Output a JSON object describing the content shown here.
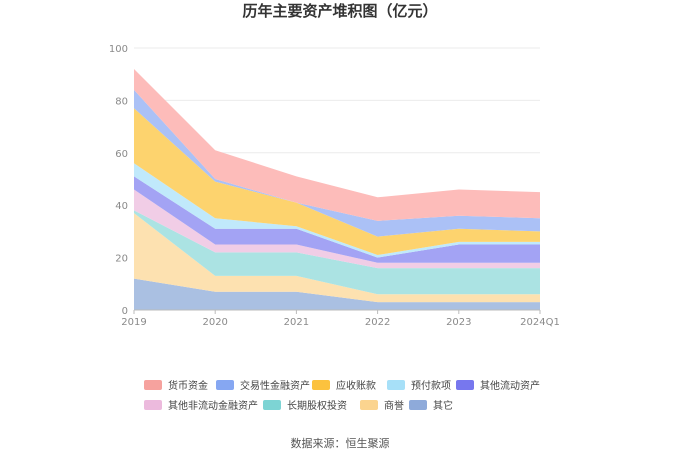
{
  "chart_data": {
    "type": "area",
    "stacked": true,
    "title": "历年主要资产堆积图（亿元）",
    "categories": [
      "2019",
      "2020",
      "2021",
      "2022",
      "2023",
      "2024Q1"
    ],
    "ylim": [
      0,
      100
    ],
    "yticks": [
      0,
      20,
      40,
      60,
      80,
      100
    ],
    "grid": true,
    "legend_position": "bottom",
    "series": [
      {
        "name": "其它",
        "color": "#aac0e2",
        "values": [
          12,
          7,
          7,
          3,
          3,
          3
        ]
      },
      {
        "name": "商誉",
        "color": "#fde1b0",
        "values": [
          25,
          6,
          6,
          3,
          3,
          3
        ]
      },
      {
        "name": "长期股权投资",
        "color": "#abe3e3",
        "values": [
          1,
          9,
          9,
          10,
          10,
          10
        ]
      },
      {
        "name": "其他非流动金融资产",
        "color": "#f1cde6",
        "values": [
          8,
          3,
          3,
          2,
          2,
          2
        ]
      },
      {
        "name": "其他流动资产",
        "color": "#a3a3f4",
        "values": [
          5,
          6,
          6,
          2,
          7,
          7
        ]
      },
      {
        "name": "预付款项",
        "color": "#c0e9fb",
        "values": [
          5,
          4,
          1,
          1,
          1,
          1
        ]
      },
      {
        "name": "应收账款",
        "color": "#fdd36e",
        "values": [
          21,
          14,
          9,
          7,
          5,
          4
        ]
      },
      {
        "name": "交易性金融资产",
        "color": "#abc1f6",
        "values": [
          7,
          1,
          0,
          6,
          5,
          5
        ]
      },
      {
        "name": "货币资金",
        "color": "#fdbcba",
        "values": [
          8,
          11,
          10,
          9,
          10,
          10
        ]
      }
    ],
    "legend": [
      {
        "name": "货币资金",
        "color": "#f6a29e"
      },
      {
        "name": "交易性金融资产",
        "color": "#86a7f2"
      },
      {
        "name": "应收账款",
        "color": "#fcc23e"
      },
      {
        "name": "预付款项",
        "color": "#a7e0f8"
      },
      {
        "name": "其他流动资产",
        "color": "#7777ee"
      },
      {
        "name": "其他非流动金融资产",
        "color": "#ecbadd"
      },
      {
        "name": "长期股权投资",
        "color": "#7dd4d4"
      },
      {
        "name": "商誉",
        "color": "#fbd48f"
      },
      {
        "name": "其它",
        "color": "#8eaada"
      }
    ]
  },
  "source_text": "数据来源：恒生聚源"
}
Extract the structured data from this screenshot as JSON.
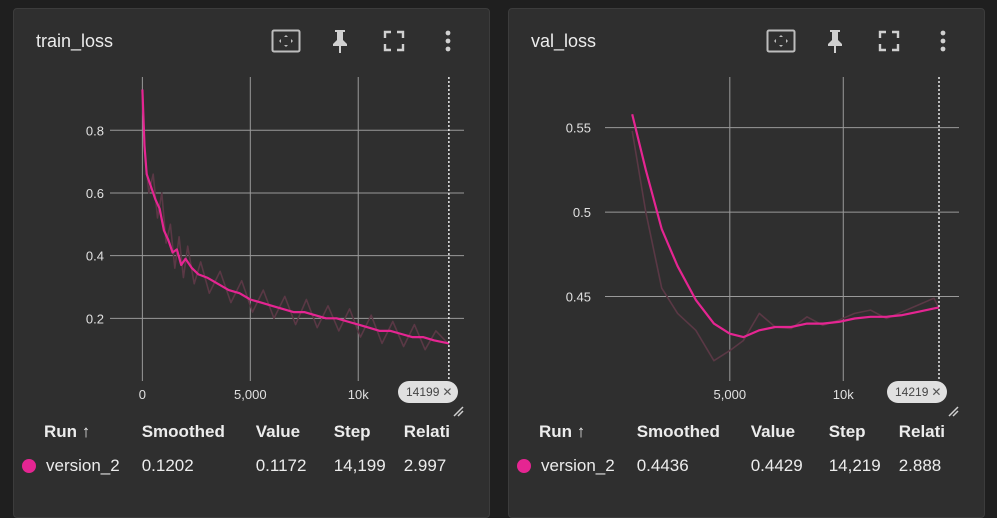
{
  "accent": "#e52592",
  "panels": [
    {
      "title": "train_loss",
      "step_tag": "14199",
      "columns": [
        "Run",
        "Smoothed",
        "Value",
        "Step",
        "Relati"
      ],
      "sort_arrow": "↑",
      "row": {
        "run": "version_2",
        "smoothed": "0.1202",
        "value": "0.1172",
        "step": "14,199",
        "relative": "2.997"
      }
    },
    {
      "title": "val_loss",
      "step_tag": "14219",
      "columns": [
        "Run",
        "Smoothed",
        "Value",
        "Step",
        "Relati"
      ],
      "sort_arrow": "↑",
      "row": {
        "run": "version_2",
        "smoothed": "0.4436",
        "value": "0.4429",
        "step": "14,219",
        "relative": "2.888"
      }
    }
  ],
  "chart_data": [
    {
      "type": "line",
      "title": "train_loss",
      "xlim": [
        -1500,
        14900
      ],
      "ylim": [
        0,
        0.97
      ],
      "x_ticks": [
        0,
        5000,
        10000
      ],
      "x_tick_labels": [
        "0",
        "5,000",
        "10k"
      ],
      "y_ticks": [
        0.2,
        0.4,
        0.6,
        0.8
      ],
      "y_tick_labels": [
        "0.2",
        "0.4",
        "0.6",
        "0.8"
      ],
      "grid": true,
      "cursor_step": 14199,
      "series": [
        {
          "role": "smoothed",
          "color": "#e52592",
          "x": [
            0,
            100,
            200,
            400,
            600,
            800,
            1000,
            1200,
            1400,
            1600,
            1800,
            2000,
            2300,
            2600,
            3000,
            3500,
            4000,
            4500,
            5000,
            5500,
            6000,
            6500,
            7000,
            7500,
            8000,
            8500,
            9000,
            9500,
            10000,
            10500,
            11000,
            11500,
            12000,
            12500,
            13000,
            13500,
            14199
          ],
          "y": [
            0.93,
            0.75,
            0.66,
            0.62,
            0.58,
            0.55,
            0.48,
            0.45,
            0.41,
            0.42,
            0.37,
            0.39,
            0.36,
            0.34,
            0.33,
            0.31,
            0.29,
            0.28,
            0.26,
            0.25,
            0.24,
            0.23,
            0.22,
            0.22,
            0.21,
            0.2,
            0.2,
            0.19,
            0.18,
            0.17,
            0.16,
            0.16,
            0.15,
            0.14,
            0.14,
            0.13,
            0.12
          ]
        },
        {
          "role": "raw",
          "color": "#5a3845",
          "x": [
            0,
            150,
            300,
            500,
            700,
            900,
            1100,
            1300,
            1500,
            1700,
            1900,
            2100,
            2400,
            2700,
            3100,
            3600,
            4100,
            4600,
            5100,
            5600,
            6100,
            6600,
            7100,
            7600,
            8100,
            8600,
            9100,
            9600,
            10100,
            10600,
            11100,
            11600,
            12100,
            12600,
            13100,
            13600,
            14199
          ],
          "y": [
            0.9,
            0.7,
            0.6,
            0.66,
            0.52,
            0.6,
            0.44,
            0.5,
            0.36,
            0.46,
            0.33,
            0.43,
            0.31,
            0.38,
            0.28,
            0.35,
            0.25,
            0.32,
            0.22,
            0.29,
            0.2,
            0.27,
            0.18,
            0.26,
            0.17,
            0.24,
            0.16,
            0.23,
            0.14,
            0.21,
            0.12,
            0.19,
            0.11,
            0.18,
            0.1,
            0.16,
            0.117
          ]
        }
      ]
    },
    {
      "type": "line",
      "title": "val_loss",
      "xlim": [
        -500,
        15100
      ],
      "ylim": [
        0.4,
        0.58
      ],
      "x_ticks": [
        5000,
        10000
      ],
      "x_tick_labels": [
        "5,000",
        "10k"
      ],
      "y_ticks": [
        0.45,
        0.5,
        0.55
      ],
      "y_tick_labels": [
        "0.45",
        "0.5",
        "0.55"
      ],
      "grid": true,
      "cursor_step": 14219,
      "series": [
        {
          "role": "smoothed",
          "color": "#e52592",
          "x": [
            700,
            1300,
            2000,
            2700,
            3500,
            4300,
            5000,
            5600,
            6300,
            7000,
            7700,
            8400,
            9100,
            9800,
            10500,
            11200,
            11900,
            12600,
            13300,
            14000,
            14219
          ],
          "y": [
            0.558,
            0.525,
            0.49,
            0.468,
            0.448,
            0.434,
            0.428,
            0.426,
            0.43,
            0.432,
            0.432,
            0.434,
            0.434,
            0.435,
            0.437,
            0.438,
            0.438,
            0.439,
            0.441,
            0.443,
            0.4436
          ]
        },
        {
          "role": "raw",
          "color": "#5a3845",
          "x": [
            700,
            1300,
            2000,
            2700,
            3500,
            4300,
            5000,
            5600,
            6300,
            7000,
            7700,
            8400,
            9100,
            9800,
            10500,
            11200,
            11900,
            12600,
            13300,
            14000,
            14219
          ],
          "y": [
            0.548,
            0.5,
            0.455,
            0.44,
            0.43,
            0.412,
            0.418,
            0.424,
            0.44,
            0.432,
            0.431,
            0.438,
            0.433,
            0.436,
            0.44,
            0.442,
            0.437,
            0.441,
            0.445,
            0.449,
            0.4429
          ]
        }
      ]
    }
  ]
}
------------
**Exercise:**
In the copy, include no pictures; restate the listing above exactly.

**Task output:**
Output a JSON object describing the content shown here.
{
  "chart_data": {
    "type": "area",
    "stacked": true,
    "title": "历年主要资产堆积图（亿元）",
    "categories": [
      "2019",
      "2020",
      "2021",
      "2022",
      "2023",
      "2024Q1"
    ],
    "ylim": [
      0,
      100
    ],
    "yticks": [
      0,
      20,
      40,
      60,
      80,
      100
    ],
    "grid": true,
    "legend_position": "bottom",
    "series": [
      {
        "name": "其它",
        "color": "#aac0e2",
        "values": [
          12,
          7,
          7,
          3,
          3,
          3
        ]
      },
      {
        "name": "商誉",
        "color": "#fde1b0",
        "values": [
          25,
          6,
          6,
          3,
          3,
          3
        ]
      },
      {
        "name": "长期股权投资",
        "color": "#abe3e3",
        "values": [
          1,
          9,
          9,
          10,
          10,
          10
        ]
      },
      {
        "name": "其他非流动金融资产",
        "color": "#f1cde6",
        "values": [
          8,
          3,
          3,
          2,
          2,
          2
        ]
      },
      {
        "name": "其他流动资产",
        "color": "#a3a3f4",
        "values": [
          5,
          6,
          6,
          2,
          7,
          7
        ]
      },
      {
        "name": "预付款项",
        "color": "#c0e9fb",
        "values": [
          5,
          4,
          1,
          1,
          1,
          1
        ]
      },
      {
        "name": "应收账款",
        "color": "#fdd36e",
        "values": [
          21,
          14,
          9,
          7,
          5,
          4
        ]
      },
      {
        "name": "交易性金融资产",
        "color": "#abc1f6",
        "values": [
          7,
          1,
          0,
          6,
          5,
          5
        ]
      },
      {
        "name": "货币资金",
        "color": "#fdbcba",
        "values": [
          8,
          11,
          10,
          9,
          10,
          10
        ]
      }
    ],
    "legend": [
      {
        "name": "货币资金",
        "color": "#f6a29e"
      },
      {
        "name": "交易性金融资产",
        "color": "#86a7f2"
      },
      {
        "name": "应收账款",
        "color": "#fcc23e"
      },
      {
        "name": "预付款项",
        "color": "#a7e0f8"
      },
      {
        "name": "其他流动资产",
        "color": "#7777ee"
      },
      {
        "name": "其他非流动金融资产",
        "color": "#ecbadd"
      },
      {
        "name": "长期股权投资",
        "color": "#7dd4d4"
      },
      {
        "name": "商誉",
        "color": "#fbd48f"
      },
      {
        "name": "其它",
        "color": "#8eaada"
      }
    ]
  },
  "source_text": "数据来源：恒生聚源"
}
Extract the structured data from this screenshot as JSON.
{
  "accent": "#e52592",
  "panels": [
    {
      "title": "train_loss",
      "step_tag": "14199",
      "columns": [
        "Run",
        "Smoothed",
        "Value",
        "Step",
        "Relati"
      ],
      "sort_arrow": "↑",
      "row": {
        "run": "version_2",
        "smoothed": "0.1202",
        "value": "0.1172",
        "step": "14,199",
        "relative": "2.997"
      }
    },
    {
      "title": "val_loss",
      "step_tag": "14219",
      "columns": [
        "Run",
        "Smoothed",
        "Value",
        "Step",
        "Relati"
      ],
      "sort_arrow": "↑",
      "row": {
        "run": "version_2",
        "smoothed": "0.4436",
        "value": "0.4429",
        "step": "14,219",
        "relative": "2.888"
      }
    }
  ],
  "chart_data": [
    {
      "type": "line",
      "title": "train_loss",
      "xlim": [
        -1500,
        14900
      ],
      "ylim": [
        0,
        0.97
      ],
      "x_ticks": [
        0,
        5000,
        10000
      ],
      "x_tick_labels": [
        "0",
        "5,000",
        "10k"
      ],
      "y_ticks": [
        0.2,
        0.4,
        0.6,
        0.8
      ],
      "y_tick_labels": [
        "0.2",
        "0.4",
        "0.6",
        "0.8"
      ],
      "grid": true,
      "cursor_step": 14199,
      "series": [
        {
          "role": "smoothed",
          "color": "#e52592",
          "x": [
            0,
            100,
            200,
            400,
            600,
            800,
            1000,
            1200,
            1400,
            1600,
            1800,
            2000,
            2300,
            2600,
            3000,
            3500,
            4000,
            4500,
            5000,
            5500,
            6000,
            6500,
            7000,
            7500,
            8000,
            8500,
            9000,
            9500,
            10000,
            10500,
            11000,
            11500,
            12000,
            12500,
            13000,
            13500,
            14199
          ],
          "y": [
            0.93,
            0.75,
            0.66,
            0.62,
            0.58,
            0.55,
            0.48,
            0.45,
            0.41,
            0.42,
            0.37,
            0.39,
            0.36,
            0.34,
            0.33,
            0.31,
            0.29,
            0.28,
            0.26,
            0.25,
            0.24,
            0.23,
            0.22,
            0.22,
            0.21,
            0.2,
            0.2,
            0.19,
            0.18,
            0.17,
            0.16,
            0.16,
            0.15,
            0.14,
            0.14,
            0.13,
            0.12
          ]
        },
        {
          "role": "raw",
          "color": "#5a3845",
          "x": [
            0,
            150,
            300,
            500,
            700,
            900,
            1100,
            1300,
            1500,
            1700,
            1900,
            2100,
            2400,
            2700,
            3100,
            3600,
            4100,
            4600,
            5100,
            5600,
            6100,
            6600,
            7100,
            7600,
            8100,
            8600,
            9100,
            9600,
            10100,
            10600,
            11100,
            11600,
            12100,
            12600,
            13100,
            13600,
            14199
          ],
          "y": [
            0.9,
            0.7,
            0.6,
            0.66,
            0.52,
            0.6,
            0.44,
            0.5,
            0.36,
            0.46,
            0.33,
            0.43,
            0.31,
            0.38,
            0.28,
            0.35,
            0.25,
            0.32,
            0.22,
            0.29,
            0.2,
            0.27,
            0.18,
            0.26,
            0.17,
            0.24,
            0.16,
            0.23,
            0.14,
            0.21,
            0.12,
            0.19,
            0.11,
            0.18,
            0.1,
            0.16,
            0.117
          ]
        }
      ]
    },
    {
      "type": "line",
      "title": "val_loss",
      "xlim": [
        -500,
        15100
      ],
      "ylim": [
        0.4,
        0.58
      ],
      "x_ticks": [
        5000,
        10000
      ],
      "x_tick_labels": [
        "5,000",
        "10k"
      ],
      "y_ticks": [
        0.45,
        0.5,
        0.55
      ],
      "y_tick_labels": [
        "0.45",
        "0.5",
        "0.55"
      ],
      "grid": true,
      "cursor_step": 14219,
      "series": [
        {
          "role": "smoothed",
          "color": "#e52592",
          "x": [
            700,
            1300,
            2000,
            2700,
            3500,
            4300,
            5000,
            5600,
            6300,
            7000,
            7700,
            8400,
            9100,
            9800,
            10500,
            11200,
            11900,
            12600,
            13300,
            14000,
            14219
          ],
          "y": [
            0.558,
            0.525,
            0.49,
            0.468,
            0.448,
            0.434,
            0.428,
            0.426,
            0.43,
            0.432,
            0.432,
            0.434,
            0.434,
            0.435,
            0.437,
            0.438,
            0.438,
            0.439,
            0.441,
            0.443,
            0.4436
          ]
        },
        {
          "role": "raw",
          "color": "#5a3845",
          "x": [
            700,
            1300,
            2000,
            2700,
            3500,
            4300,
            5000,
            5600,
            6300,
            7000,
            7700,
            8400,
            9100,
            9800,
            10500,
            11200,
            11900,
            12600,
            13300,
            14000,
            14219
          ],
          "y": [
            0.548,
            0.5,
            0.455,
            0.44,
            0.43,
            0.412,
            0.418,
            0.424,
            0.44,
            0.432,
            0.431,
            0.438,
            0.433,
            0.436,
            0.44,
            0.442,
            0.437,
            0.441,
            0.445,
            0.449,
            0.4429
          ]
        }
      ]
    }
  ]
}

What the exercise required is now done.